__EXERCISE REQUIREMENTS__. Copy out each line of the material below that holds the string "Konzert".
++++ GIVEN DATA
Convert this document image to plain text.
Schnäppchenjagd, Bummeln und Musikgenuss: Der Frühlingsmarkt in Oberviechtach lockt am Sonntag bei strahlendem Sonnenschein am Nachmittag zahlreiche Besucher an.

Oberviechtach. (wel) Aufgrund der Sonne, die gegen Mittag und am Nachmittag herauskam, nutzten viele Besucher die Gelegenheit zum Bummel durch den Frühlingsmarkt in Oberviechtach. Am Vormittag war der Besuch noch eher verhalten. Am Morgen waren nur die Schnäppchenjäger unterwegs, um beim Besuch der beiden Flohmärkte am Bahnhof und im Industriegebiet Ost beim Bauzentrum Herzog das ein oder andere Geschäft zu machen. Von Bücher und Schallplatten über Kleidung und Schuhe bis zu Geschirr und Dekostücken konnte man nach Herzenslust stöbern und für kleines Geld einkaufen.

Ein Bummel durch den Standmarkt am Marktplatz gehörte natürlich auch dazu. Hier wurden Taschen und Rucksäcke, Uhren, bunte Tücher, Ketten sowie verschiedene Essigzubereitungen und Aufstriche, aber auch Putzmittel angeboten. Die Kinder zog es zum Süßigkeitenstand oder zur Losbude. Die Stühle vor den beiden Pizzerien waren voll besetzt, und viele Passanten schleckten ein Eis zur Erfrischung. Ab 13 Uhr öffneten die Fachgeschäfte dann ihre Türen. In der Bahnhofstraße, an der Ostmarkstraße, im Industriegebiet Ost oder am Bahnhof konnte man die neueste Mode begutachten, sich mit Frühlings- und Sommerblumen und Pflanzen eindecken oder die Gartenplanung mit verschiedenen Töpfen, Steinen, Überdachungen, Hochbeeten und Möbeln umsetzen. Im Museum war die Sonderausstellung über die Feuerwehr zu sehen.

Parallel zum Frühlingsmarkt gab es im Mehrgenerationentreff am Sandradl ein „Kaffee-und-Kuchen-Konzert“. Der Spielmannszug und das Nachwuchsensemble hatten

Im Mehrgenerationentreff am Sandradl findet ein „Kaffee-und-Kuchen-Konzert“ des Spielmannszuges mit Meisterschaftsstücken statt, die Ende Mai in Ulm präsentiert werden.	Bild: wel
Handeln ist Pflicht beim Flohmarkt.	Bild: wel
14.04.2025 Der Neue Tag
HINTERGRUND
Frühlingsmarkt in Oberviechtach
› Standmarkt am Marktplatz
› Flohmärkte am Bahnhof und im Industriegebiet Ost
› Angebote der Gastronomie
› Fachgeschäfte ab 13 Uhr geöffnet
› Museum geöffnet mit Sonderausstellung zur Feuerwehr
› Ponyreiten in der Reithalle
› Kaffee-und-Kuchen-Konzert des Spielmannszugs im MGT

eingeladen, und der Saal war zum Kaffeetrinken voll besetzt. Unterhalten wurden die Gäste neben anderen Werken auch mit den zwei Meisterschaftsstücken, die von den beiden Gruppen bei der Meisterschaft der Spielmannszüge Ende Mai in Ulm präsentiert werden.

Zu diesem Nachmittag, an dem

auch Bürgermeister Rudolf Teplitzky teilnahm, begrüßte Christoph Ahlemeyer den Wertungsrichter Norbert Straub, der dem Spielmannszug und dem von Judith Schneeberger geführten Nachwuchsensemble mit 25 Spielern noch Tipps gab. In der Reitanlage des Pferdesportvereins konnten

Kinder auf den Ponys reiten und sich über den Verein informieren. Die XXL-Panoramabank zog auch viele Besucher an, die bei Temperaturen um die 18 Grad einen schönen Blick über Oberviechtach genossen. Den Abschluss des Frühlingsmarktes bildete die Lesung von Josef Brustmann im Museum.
++++++++
__FULL RESPONSE__.
Parallel zum Frühlingsmarkt gab es im Mehrgenerationentreff am Sandradl ein „Kaffee-und-Kuchen-Konzert“. Der Spielmannszug und das Nachwuchsensemble hatten
Im Mehrgenerationentreff am Sandradl findet ein „Kaffee-und-Kuchen-Konzert“ des Spielmannszuges mit Meisterschaftsstücken statt, die Ende Mai in Ulm präsentiert werden.	Bild: wel
› Kaffee-und-Kuchen-Konzert des Spielmannszugs im MGT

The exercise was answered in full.